**Stated problem:** Select the lines of the records containing the word "estrogenu" and list them.
⁂
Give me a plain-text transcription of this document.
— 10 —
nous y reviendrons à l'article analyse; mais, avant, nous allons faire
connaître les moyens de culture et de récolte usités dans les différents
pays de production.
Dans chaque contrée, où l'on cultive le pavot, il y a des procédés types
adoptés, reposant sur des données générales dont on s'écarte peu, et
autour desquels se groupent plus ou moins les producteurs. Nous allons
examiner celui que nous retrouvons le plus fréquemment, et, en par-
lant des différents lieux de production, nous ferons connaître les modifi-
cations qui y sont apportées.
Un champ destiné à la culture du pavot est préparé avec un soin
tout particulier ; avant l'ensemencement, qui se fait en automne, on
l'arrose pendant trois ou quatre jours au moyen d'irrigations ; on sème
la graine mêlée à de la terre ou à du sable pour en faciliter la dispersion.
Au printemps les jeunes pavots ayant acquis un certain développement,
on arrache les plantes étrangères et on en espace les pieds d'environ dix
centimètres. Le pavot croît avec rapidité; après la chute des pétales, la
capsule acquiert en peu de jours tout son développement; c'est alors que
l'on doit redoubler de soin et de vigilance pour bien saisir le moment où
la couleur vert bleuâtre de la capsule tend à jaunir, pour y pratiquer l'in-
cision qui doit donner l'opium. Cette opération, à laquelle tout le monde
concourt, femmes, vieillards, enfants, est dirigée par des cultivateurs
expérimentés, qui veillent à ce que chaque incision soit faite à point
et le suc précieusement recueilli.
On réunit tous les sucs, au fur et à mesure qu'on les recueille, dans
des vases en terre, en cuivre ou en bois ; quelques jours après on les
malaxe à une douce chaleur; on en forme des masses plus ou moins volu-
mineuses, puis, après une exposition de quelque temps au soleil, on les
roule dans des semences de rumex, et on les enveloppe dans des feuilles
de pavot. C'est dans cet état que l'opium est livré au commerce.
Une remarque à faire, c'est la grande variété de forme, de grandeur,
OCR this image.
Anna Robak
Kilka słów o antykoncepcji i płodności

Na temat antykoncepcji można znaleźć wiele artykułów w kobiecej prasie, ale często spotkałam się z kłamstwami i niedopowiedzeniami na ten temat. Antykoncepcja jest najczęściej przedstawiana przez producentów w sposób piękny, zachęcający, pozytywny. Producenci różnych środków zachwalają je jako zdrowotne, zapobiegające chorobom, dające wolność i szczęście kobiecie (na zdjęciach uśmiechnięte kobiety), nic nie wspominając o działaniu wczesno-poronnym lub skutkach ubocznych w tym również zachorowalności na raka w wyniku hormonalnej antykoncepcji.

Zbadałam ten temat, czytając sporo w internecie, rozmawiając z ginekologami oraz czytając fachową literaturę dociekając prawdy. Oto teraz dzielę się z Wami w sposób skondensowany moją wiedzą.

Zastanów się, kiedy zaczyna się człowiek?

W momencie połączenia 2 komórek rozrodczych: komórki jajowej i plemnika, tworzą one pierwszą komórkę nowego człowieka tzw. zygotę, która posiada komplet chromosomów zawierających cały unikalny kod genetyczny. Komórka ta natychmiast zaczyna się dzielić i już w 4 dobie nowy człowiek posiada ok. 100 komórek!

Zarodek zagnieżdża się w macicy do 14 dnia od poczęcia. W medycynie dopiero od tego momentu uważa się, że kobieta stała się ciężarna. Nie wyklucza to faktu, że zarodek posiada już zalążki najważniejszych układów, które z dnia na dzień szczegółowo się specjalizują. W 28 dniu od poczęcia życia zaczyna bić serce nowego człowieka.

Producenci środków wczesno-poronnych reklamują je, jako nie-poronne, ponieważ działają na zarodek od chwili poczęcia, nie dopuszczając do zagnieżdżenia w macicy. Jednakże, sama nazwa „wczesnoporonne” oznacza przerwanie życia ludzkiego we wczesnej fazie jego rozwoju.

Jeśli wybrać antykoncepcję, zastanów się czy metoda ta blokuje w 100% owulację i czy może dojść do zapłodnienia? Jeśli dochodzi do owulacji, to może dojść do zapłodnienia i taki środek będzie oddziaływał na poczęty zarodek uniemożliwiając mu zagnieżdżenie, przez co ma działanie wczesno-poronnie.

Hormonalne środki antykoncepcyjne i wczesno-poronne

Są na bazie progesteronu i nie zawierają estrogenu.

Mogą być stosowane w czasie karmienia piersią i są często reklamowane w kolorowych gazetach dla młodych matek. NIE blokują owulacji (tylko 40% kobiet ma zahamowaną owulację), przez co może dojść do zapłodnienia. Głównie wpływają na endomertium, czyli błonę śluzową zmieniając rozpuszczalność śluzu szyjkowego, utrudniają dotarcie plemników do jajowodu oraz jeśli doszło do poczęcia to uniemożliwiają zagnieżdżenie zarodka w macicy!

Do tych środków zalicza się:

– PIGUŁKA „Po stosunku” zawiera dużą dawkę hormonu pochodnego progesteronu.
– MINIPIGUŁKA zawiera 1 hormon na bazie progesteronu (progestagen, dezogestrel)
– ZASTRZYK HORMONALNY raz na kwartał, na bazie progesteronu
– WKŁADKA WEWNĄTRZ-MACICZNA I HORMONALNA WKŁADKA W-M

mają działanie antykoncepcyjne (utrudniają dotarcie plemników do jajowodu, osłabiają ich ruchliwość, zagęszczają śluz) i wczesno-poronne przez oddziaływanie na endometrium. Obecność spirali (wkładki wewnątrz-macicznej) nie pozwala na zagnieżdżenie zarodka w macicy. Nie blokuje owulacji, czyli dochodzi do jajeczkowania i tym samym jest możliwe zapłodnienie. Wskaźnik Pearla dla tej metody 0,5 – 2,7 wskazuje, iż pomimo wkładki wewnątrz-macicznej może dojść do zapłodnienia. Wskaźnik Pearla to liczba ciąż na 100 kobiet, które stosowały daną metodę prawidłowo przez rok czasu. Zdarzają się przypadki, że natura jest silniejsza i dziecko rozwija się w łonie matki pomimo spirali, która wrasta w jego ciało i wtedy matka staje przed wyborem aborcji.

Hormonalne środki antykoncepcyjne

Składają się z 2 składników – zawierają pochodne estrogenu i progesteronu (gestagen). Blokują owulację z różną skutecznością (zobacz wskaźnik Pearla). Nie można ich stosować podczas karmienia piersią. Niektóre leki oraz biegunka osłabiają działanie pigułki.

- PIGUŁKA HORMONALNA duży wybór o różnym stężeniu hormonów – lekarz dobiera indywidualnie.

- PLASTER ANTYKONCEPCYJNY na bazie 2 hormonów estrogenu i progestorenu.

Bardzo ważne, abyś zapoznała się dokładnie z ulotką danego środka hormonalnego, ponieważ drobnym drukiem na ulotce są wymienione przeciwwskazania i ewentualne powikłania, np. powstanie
⁂
**Result of the exercise:**
Są na bazie progesteronu i nie zawierają estrogenu.
Składają się z 2 składników – zawierają pochodne estrogenu i progesteronu (gestagen). Blokują owulację z różną skutecznością (zobacz wskaźnik Pearla). Nie można ich stosować podczas karmienia piersią. Niektóre leki oraz biegunka osłabiają działanie pigułki.
- PLASTER ANTYKONCEPCYJNY na bazie 2 hormonów estrogenu i progestorenu.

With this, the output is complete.